[start]
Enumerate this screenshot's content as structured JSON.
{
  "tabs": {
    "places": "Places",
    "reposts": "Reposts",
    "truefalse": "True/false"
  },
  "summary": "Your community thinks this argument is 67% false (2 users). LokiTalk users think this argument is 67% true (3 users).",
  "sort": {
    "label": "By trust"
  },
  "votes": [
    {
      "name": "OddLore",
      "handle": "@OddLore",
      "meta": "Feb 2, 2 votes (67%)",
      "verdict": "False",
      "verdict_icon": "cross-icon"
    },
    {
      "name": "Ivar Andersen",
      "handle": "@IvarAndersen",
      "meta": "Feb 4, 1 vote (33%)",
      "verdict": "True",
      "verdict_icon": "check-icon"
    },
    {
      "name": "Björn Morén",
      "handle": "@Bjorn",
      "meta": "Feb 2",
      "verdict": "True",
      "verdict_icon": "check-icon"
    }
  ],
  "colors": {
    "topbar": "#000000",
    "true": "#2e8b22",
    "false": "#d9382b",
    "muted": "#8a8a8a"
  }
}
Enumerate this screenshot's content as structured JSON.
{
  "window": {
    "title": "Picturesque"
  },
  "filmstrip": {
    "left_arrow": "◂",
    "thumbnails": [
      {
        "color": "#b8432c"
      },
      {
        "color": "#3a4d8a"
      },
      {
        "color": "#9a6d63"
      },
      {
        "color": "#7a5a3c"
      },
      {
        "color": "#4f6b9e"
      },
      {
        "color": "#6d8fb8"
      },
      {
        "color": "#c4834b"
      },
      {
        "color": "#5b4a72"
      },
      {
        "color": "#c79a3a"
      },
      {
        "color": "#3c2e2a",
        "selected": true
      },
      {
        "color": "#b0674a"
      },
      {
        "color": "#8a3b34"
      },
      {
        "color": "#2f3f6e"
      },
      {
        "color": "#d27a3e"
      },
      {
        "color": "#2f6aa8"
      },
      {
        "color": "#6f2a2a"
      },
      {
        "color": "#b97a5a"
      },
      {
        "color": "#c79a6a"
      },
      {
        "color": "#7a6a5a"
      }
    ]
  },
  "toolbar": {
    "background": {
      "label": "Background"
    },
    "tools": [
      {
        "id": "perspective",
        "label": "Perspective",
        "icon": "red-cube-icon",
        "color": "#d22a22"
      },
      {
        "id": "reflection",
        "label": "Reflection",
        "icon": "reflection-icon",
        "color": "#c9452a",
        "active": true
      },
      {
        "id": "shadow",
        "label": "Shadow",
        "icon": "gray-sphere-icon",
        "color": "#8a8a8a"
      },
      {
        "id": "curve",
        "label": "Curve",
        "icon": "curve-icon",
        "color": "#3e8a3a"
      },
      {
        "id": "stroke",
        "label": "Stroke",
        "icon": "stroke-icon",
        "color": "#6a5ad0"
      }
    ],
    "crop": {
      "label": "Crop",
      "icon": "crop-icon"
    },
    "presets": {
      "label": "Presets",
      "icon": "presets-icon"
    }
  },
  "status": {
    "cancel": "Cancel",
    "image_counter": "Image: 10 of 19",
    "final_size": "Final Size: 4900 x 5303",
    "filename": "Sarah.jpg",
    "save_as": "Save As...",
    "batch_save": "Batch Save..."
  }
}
[end]
# Task prompt
Copy every single line of the material above that holds "Save".

# Worked solution
    "save_as": "Save As...",
    "batch_save": "Batch Save..."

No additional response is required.